[start Given entries]

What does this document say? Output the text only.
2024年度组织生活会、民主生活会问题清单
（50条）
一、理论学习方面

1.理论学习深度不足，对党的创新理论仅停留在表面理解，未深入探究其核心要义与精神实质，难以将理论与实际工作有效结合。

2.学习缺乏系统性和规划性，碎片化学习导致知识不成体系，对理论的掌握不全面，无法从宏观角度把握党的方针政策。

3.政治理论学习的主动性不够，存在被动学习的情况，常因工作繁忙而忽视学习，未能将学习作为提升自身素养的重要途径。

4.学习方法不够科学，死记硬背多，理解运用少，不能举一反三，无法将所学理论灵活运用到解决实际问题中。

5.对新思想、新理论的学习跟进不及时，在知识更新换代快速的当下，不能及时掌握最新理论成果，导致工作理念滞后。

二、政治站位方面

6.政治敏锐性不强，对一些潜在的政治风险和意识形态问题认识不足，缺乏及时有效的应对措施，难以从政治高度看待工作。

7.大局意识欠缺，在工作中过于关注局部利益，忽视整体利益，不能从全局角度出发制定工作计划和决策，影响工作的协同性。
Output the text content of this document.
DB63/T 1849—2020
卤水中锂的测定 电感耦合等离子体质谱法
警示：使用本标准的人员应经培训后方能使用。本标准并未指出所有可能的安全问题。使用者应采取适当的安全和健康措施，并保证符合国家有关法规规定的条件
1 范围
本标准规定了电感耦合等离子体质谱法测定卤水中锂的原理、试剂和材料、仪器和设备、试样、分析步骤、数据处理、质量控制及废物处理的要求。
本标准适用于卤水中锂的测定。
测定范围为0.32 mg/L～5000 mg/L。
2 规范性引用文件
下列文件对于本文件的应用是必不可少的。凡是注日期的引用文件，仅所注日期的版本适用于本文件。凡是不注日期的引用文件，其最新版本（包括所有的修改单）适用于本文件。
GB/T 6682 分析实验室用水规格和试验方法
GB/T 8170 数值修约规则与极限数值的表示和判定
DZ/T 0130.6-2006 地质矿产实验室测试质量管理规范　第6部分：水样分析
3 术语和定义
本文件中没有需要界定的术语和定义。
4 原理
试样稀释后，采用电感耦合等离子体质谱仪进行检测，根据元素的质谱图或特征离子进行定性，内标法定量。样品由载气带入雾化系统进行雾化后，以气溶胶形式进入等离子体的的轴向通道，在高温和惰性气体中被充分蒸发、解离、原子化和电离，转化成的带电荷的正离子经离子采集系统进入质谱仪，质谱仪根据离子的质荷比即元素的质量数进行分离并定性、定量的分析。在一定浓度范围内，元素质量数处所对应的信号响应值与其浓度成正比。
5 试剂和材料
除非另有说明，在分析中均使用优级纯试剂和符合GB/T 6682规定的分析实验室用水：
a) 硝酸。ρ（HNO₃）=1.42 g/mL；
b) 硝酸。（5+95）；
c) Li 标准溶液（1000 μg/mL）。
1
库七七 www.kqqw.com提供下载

[end Given entries]
[start Given entries]

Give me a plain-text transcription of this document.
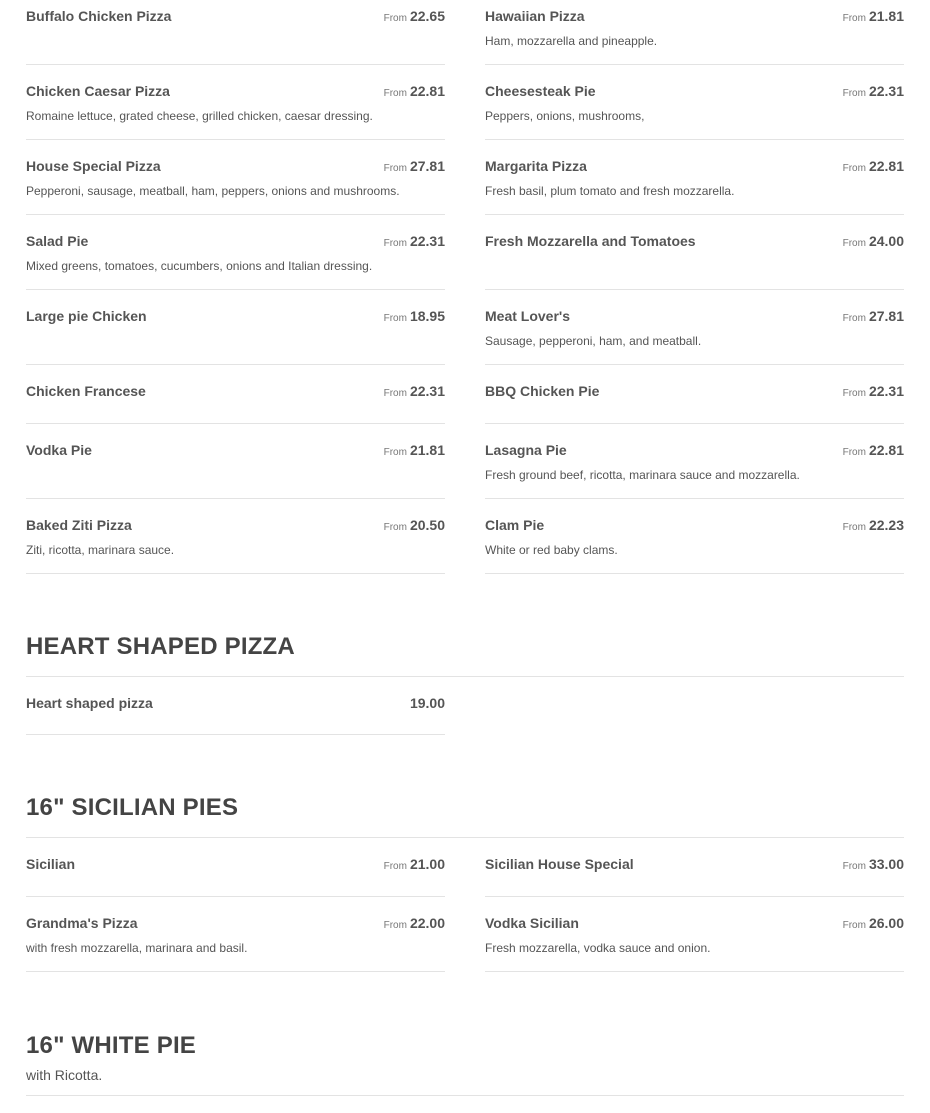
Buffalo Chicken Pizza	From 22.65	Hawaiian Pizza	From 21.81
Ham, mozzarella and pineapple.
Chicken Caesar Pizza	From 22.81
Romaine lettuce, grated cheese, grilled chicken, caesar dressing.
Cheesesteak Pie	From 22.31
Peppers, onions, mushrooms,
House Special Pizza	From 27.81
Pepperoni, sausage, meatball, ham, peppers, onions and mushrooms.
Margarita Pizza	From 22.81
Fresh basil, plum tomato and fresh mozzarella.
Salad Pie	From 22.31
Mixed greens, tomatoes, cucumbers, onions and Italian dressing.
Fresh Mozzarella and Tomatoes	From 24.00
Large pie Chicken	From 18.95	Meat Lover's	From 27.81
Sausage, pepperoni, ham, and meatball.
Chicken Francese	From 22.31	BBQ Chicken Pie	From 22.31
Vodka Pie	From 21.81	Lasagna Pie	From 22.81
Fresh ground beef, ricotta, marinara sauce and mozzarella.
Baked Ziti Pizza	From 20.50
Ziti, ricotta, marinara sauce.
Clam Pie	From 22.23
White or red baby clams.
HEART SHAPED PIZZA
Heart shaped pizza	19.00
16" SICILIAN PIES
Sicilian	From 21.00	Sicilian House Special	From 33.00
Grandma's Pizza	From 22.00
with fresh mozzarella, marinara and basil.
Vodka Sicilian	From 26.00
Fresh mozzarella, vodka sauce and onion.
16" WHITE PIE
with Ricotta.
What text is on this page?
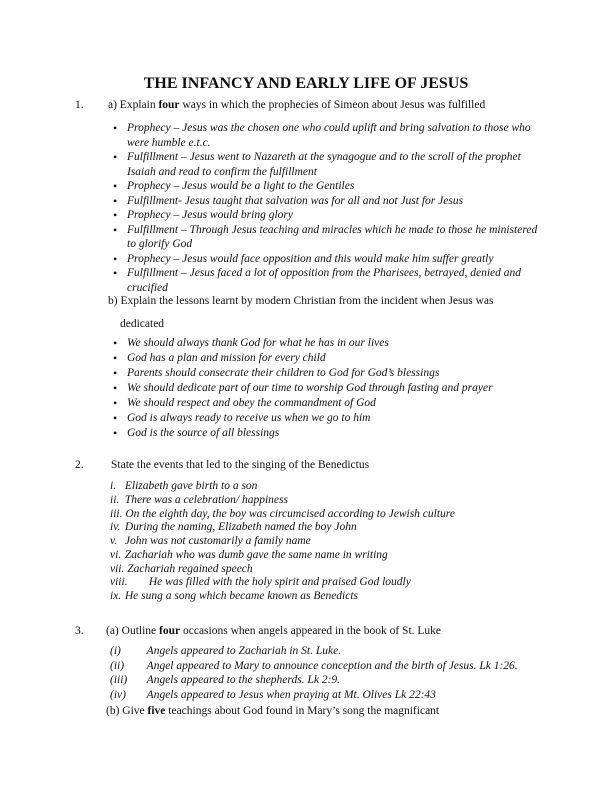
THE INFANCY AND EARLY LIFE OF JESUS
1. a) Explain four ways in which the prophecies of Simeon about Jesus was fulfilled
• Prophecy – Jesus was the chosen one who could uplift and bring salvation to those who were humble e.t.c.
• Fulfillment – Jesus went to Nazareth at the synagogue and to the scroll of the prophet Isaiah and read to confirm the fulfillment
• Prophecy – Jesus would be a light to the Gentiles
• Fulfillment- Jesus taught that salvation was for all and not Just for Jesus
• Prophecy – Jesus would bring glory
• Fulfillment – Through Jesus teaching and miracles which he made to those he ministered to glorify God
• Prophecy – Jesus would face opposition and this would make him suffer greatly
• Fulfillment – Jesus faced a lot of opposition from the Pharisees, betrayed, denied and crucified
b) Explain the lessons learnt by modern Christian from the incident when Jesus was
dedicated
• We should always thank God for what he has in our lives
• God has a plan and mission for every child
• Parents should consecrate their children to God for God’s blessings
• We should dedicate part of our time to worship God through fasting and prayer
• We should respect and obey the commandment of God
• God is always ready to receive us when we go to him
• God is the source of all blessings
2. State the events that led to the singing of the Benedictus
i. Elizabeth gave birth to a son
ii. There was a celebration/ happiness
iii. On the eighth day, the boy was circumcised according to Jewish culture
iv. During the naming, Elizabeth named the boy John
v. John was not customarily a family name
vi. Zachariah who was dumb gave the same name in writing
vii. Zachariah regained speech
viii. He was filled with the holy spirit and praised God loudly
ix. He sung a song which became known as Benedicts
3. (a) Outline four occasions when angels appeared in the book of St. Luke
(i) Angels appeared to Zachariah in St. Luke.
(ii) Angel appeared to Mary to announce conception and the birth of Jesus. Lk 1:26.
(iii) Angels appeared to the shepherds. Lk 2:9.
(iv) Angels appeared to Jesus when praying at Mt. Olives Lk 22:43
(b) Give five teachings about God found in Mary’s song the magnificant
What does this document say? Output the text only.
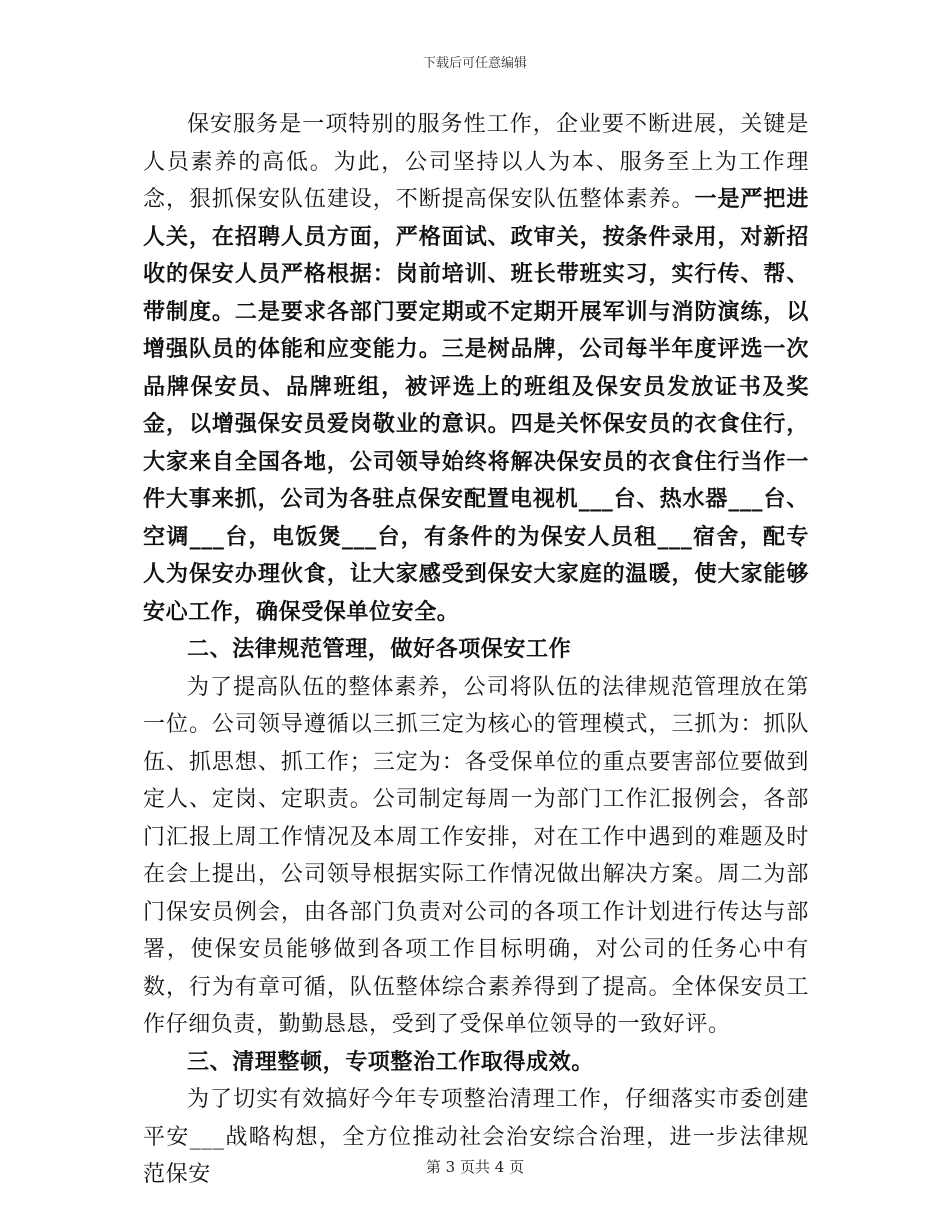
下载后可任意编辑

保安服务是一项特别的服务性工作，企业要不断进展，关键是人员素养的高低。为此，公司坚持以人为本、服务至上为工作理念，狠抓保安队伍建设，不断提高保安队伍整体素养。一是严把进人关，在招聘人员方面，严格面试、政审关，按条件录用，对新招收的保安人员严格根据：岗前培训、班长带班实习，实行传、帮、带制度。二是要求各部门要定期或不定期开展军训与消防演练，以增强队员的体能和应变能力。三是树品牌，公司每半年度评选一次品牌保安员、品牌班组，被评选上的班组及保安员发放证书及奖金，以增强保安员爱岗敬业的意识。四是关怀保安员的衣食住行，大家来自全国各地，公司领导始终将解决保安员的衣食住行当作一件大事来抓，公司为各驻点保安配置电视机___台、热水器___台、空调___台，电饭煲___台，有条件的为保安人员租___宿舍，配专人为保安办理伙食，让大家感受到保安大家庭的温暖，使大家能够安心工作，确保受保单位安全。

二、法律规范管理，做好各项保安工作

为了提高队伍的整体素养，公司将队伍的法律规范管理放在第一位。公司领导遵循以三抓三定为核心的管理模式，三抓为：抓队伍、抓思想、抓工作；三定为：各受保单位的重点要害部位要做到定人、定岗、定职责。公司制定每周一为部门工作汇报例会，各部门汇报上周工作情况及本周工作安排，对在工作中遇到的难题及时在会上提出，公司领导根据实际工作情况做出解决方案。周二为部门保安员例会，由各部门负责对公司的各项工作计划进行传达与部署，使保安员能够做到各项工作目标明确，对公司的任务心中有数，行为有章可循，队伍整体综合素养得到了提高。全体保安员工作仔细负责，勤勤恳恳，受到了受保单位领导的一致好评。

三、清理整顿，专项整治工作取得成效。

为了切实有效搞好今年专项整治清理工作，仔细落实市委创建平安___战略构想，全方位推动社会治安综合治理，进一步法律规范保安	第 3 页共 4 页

[end Given entries]

→ **What is expected**
List every line above that holds the word "would".

→ **Solution to this problem**
• Prophecy – Jesus would be a light to the Gentiles
• Prophecy – Jesus would bring glory
• Prophecy – Jesus would face opposition and this would make him suffer greatly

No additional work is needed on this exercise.